Exercise prompt
Look at the entries below and reproduce them exactly.

Material for this task
◇ ◇ ◇ ◇ ◇

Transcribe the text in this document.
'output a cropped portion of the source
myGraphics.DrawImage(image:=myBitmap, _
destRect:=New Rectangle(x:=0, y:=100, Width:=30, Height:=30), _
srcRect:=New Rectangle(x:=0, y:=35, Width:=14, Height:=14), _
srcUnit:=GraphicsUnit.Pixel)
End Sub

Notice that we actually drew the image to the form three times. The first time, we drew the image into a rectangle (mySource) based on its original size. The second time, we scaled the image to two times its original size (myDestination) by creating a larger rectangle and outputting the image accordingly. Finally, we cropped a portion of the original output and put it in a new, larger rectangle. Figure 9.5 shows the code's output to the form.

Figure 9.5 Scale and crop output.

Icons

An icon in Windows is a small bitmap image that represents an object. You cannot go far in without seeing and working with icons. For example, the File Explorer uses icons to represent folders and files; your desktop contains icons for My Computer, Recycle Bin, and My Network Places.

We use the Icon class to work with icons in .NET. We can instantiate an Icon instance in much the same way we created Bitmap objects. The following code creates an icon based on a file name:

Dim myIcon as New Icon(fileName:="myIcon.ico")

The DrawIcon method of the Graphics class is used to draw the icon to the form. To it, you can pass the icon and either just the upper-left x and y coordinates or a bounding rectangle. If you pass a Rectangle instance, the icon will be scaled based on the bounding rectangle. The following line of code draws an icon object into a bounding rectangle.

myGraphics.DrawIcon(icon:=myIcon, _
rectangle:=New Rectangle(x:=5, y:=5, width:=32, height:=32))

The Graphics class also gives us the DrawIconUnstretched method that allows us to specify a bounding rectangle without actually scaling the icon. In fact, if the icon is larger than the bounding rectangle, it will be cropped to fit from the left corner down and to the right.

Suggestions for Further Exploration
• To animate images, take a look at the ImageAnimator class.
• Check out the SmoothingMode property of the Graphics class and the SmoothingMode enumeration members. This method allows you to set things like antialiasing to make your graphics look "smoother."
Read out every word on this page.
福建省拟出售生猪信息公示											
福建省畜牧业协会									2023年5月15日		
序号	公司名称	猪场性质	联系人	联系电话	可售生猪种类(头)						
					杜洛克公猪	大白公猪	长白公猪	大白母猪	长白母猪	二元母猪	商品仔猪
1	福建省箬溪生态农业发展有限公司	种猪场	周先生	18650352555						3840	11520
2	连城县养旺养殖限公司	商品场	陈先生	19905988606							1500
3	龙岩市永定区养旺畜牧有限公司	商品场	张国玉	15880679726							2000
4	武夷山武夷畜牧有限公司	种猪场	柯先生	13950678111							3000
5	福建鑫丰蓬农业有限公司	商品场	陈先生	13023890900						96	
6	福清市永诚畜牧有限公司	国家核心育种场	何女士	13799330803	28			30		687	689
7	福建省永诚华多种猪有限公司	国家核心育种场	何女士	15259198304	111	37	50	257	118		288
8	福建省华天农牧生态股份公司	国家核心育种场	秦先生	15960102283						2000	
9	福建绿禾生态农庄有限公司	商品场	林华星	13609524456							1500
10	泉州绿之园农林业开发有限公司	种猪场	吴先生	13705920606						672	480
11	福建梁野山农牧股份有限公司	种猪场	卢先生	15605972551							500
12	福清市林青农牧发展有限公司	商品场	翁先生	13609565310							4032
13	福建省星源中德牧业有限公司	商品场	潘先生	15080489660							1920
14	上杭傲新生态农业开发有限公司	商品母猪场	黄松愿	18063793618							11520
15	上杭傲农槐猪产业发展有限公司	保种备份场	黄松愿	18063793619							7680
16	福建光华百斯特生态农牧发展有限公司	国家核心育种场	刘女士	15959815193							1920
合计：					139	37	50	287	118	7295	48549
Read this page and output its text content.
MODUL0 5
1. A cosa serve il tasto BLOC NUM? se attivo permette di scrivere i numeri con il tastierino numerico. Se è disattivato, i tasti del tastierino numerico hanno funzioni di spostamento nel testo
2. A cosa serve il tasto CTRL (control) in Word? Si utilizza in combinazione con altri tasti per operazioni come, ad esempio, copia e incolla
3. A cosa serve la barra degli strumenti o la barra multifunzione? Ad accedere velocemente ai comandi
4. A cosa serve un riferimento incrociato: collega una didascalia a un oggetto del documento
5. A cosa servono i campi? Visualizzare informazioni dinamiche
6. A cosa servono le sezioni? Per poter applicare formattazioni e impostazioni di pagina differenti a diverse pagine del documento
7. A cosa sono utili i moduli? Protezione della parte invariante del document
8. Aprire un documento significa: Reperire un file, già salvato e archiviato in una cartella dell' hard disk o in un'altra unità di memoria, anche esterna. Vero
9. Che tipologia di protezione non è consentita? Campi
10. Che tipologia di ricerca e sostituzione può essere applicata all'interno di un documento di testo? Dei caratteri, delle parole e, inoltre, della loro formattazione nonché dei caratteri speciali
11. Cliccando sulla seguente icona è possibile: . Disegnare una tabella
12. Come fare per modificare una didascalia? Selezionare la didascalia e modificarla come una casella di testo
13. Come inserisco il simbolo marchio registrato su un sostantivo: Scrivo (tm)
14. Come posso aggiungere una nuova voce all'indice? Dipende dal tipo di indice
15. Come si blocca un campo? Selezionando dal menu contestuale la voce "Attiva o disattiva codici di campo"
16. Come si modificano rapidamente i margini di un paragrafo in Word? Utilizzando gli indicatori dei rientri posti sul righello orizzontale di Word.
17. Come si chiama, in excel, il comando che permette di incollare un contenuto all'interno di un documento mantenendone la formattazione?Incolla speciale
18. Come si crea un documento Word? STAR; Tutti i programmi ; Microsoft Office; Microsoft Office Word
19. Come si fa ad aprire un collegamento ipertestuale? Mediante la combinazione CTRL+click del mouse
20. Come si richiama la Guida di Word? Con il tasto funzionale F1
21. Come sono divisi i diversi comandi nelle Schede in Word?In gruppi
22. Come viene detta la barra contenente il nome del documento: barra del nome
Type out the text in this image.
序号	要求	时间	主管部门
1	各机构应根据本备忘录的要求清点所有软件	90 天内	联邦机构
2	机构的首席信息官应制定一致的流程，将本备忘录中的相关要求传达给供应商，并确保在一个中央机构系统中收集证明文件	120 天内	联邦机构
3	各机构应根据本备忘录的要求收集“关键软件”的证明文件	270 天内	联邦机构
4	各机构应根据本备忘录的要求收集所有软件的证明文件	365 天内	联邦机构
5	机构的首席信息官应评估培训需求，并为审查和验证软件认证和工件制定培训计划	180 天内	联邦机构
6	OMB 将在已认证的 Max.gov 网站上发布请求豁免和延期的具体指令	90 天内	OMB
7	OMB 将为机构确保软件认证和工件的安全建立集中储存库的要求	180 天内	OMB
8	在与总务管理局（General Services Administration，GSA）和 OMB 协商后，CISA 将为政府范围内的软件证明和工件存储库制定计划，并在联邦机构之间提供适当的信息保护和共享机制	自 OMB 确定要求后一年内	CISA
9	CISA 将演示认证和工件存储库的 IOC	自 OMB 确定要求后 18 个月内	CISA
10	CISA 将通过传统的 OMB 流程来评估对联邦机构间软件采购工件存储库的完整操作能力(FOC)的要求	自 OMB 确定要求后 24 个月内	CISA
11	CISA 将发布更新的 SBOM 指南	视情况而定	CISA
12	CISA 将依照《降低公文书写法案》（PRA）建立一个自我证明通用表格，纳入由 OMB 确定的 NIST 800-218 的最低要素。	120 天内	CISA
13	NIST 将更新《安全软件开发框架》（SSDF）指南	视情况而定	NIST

◇ ◇ ◇ ◇ ◇

Task result
Transcribe the text in this document.
'output a cropped portion of the source
myGraphics.DrawImage(image:=myBitmap, _
destRect:=New Rectangle(x:=0, y:=100, Width:=30, Height:=30), _
srcRect:=New Rectangle(x:=0, y:=35, Width:=14, Height:=14), _
srcUnit:=GraphicsUnit.Pixel)
End Sub

Notice that we actually drew the image to the form three times. The first time, we drew the image into a rectangle (mySource) based on its original size. The second time, we scaled the image to two times its original size (myDestination) by creating a larger rectangle and outputting the image accordingly. Finally, we cropped a portion of the original output and put it in a new, larger rectangle. Figure 9.5 shows the code's output to the form.

Figure 9.5 Scale and crop output.

Icons

An icon in Windows is a small bitmap image that represents an object. You cannot go far in without seeing and working with icons. For example, the File Explorer uses icons to represent folders and files; your desktop contains icons for My Computer, Recycle Bin, and My Network Places.

We use the Icon class to work with icons in .NET. We can instantiate an Icon instance in much the same way we created Bitmap objects. The following code creates an icon based on a file name:

Dim myIcon as New Icon(fileName:="myIcon.ico")

The DrawIcon method of the Graphics class is used to draw the icon to the form. To it, you can pass the icon and either just the upper-left x and y coordinates or a bounding rectangle. If you pass a Rectangle instance, the icon will be scaled based on the bounding rectangle. The following line of code draws an icon object into a bounding rectangle.

myGraphics.DrawIcon(icon:=myIcon, _
rectangle:=New Rectangle(x:=5, y:=5, width:=32, height:=32))

The Graphics class also gives us the DrawIconUnstretched method that allows us to specify a bounding rectangle without actually scaling the icon. In fact, if the icon is larger than the bounding rectangle, it will be cropped to fit from the left corner down and to the right.

Suggestions for Further Exploration
• To animate images, take a look at the ImageAnimator class.
• Check out the SmoothingMode property of the Graphics class and the SmoothingMode enumeration members. This method allows you to set things like antialiasing to make your graphics look "smoother."
Read out every word on this page.
福建省拟出售生猪信息公示											
福建省畜牧业协会									2023年5月15日		
序号	公司名称	猪场性质	联系人	联系电话	可售生猪种类(头)						
					杜洛克公猪	大白公猪	长白公猪	大白母猪	长白母猪	二元母猪	商品仔猪
1	福建省箬溪生态农业发展有限公司	种猪场	周先生	18650352555						3840	11520
2	连城县养旺养殖限公司	商品场	陈先生	19905988606							1500
3	龙岩市永定区养旺畜牧有限公司	商品场	张国玉	15880679726							2000
4	武夷山武夷畜牧有限公司	种猪场	柯先生	13950678111							3000
5	福建鑫丰蓬农业有限公司	商品场	陈先生	13023890900						96	
6	福清市永诚畜牧有限公司	国家核心育种场	何女士	13799330803	28			30		687	689
7	福建省永诚华多种猪有限公司	国家核心育种场	何女士	15259198304	111	37	50	257	118		288
8	福建省华天农牧生态股份公司	国家核心育种场	秦先生	15960102283						2000	
9	福建绿禾生态农庄有限公司	商品场	林华星	13609524456							1500
10	泉州绿之园农林业开发有限公司	种猪场	吴先生	13705920606						672	480
11	福建梁野山农牧股份有限公司	种猪场	卢先生	15605972551							500
12	福清市林青农牧发展有限公司	商品场	翁先生	13609565310							4032
13	福建省星源中德牧业有限公司	商品场	潘先生	15080489660							1920
14	上杭傲新生态农业开发有限公司	商品母猪场	黄松愿	18063793618							11520
15	上杭傲农槐猪产业发展有限公司	保种备份场	黄松愿	18063793619							7680
16	福建光华百斯特生态农牧发展有限公司	国家核心育种场	刘女士	15959815193							1920
合计：					139	37	50	287	118	7295	48549
Read this page and output its text content.
MODUL0 5
1. A cosa serve il tasto BLOC NUM? se attivo permette di scrivere i numeri con il tastierino numerico. Se è disattivato, i tasti del tastierino numerico hanno funzioni di spostamento nel testo
2. A cosa serve il tasto CTRL (control) in Word? Si utilizza in combinazione con altri tasti per operazioni come, ad esempio, copia e incolla
3. A cosa serve la barra degli strumenti o la barra multifunzione? Ad accedere velocemente ai comandi
4. A cosa serve un riferimento incrociato: collega una didascalia a un oggetto del documento
5. A cosa servono i campi? Visualizzare informazioni dinamiche
6. A cosa servono le sezioni? Per poter applicare formattazioni e impostazioni di pagina differenti a diverse pagine del documento
7. A cosa sono utili i moduli? Protezione della parte invariante del document
8. Aprire un documento significa: Reperire un file, già salvato e archiviato in una cartella dell' hard disk o in un'altra unità di memoria, anche esterna. Vero
9. Che tipologia di protezione non è consentita? Campi
10. Che tipologia di ricerca e sostituzione può essere applicata all'interno di un documento di testo? Dei caratteri, delle parole e, inoltre, della loro formattazione nonché dei caratteri speciali
11. Cliccando sulla seguente icona è possibile: . Disegnare una tabella
12. Come fare per modificare una didascalia? Selezionare la didascalia e modificarla come una casella di testo
13. Come inserisco il simbolo marchio registrato su un sostantivo: Scrivo (tm)
14. Come posso aggiungere una nuova voce all'indice? Dipende dal tipo di indice
15. Come si blocca un campo? Selezionando dal menu contestuale la voce "Attiva o disattiva codici di campo"
16. Come si modificano rapidamente i margini di un paragrafo in Word? Utilizzando gli indicatori dei rientri posti sul righello orizzontale di Word.
17. Come si chiama, in excel, il comando che permette di incollare un contenuto all'interno di un documento mantenendone la formattazione?Incolla speciale
18. Come si crea un documento Word? STAR; Tutti i programmi ; Microsoft Office; Microsoft Office Word
19. Come si fa ad aprire un collegamento ipertestuale? Mediante la combinazione CTRL+click del mouse
20. Come si richiama la Guida di Word? Con il tasto funzionale F1
21. Come sono divisi i diversi comandi nelle Schede in Word?In gruppi
22. Come viene detta la barra contenente il nome del documento: barra del nome
Type out the text in this image.
序号	要求	时间	主管部门
1	各机构应根据本备忘录的要求清点所有软件	90 天内	联邦机构
2	机构的首席信息官应制定一致的流程，将本备忘录中的相关要求传达给供应商，并确保在一个中央机构系统中收集证明文件	120 天内	联邦机构
3	各机构应根据本备忘录的要求收集“关键软件”的证明文件	270 天内	联邦机构
4	各机构应根据本备忘录的要求收集所有软件的证明文件	365 天内	联邦机构
5	机构的首席信息官应评估培训需求，并为审查和验证软件认证和工件制定培训计划	180 天内	联邦机构
6	OMB 将在已认证的 Max.gov 网站上发布请求豁免和延期的具体指令	90 天内	OMB
7	OMB 将为机构确保软件认证和工件的安全建立集中储存库的要求	180 天内	OMB
8	在与总务管理局（General Services Administration，GSA）和 OMB 协商后，CISA 将为政府范围内的软件证明和工件存储库制定计划，并在联邦机构之间提供适当的信息保护和共享机制	自 OMB 确定要求后一年内	CISA
9	CISA 将演示认证和工件存储库的 IOC	自 OMB 确定要求后 18 个月内	CISA
10	CISA 将通过传统的 OMB 流程来评估对联邦机构间软件采购工件存储库的完整操作能力(FOC)的要求	自 OMB 确定要求后 24 个月内	CISA
11	CISA 将发布更新的 SBOM 指南	视情况而定	CISA
12	CISA 将依照《降低公文书写法案》（PRA）建立一个自我证明通用表格，纳入由 OMB 确定的 NIST 800-218 的最低要素。	120 天内	CISA
13	NIST 将更新《安全软件开发框架》（SSDF）指南	视情况而定	NIST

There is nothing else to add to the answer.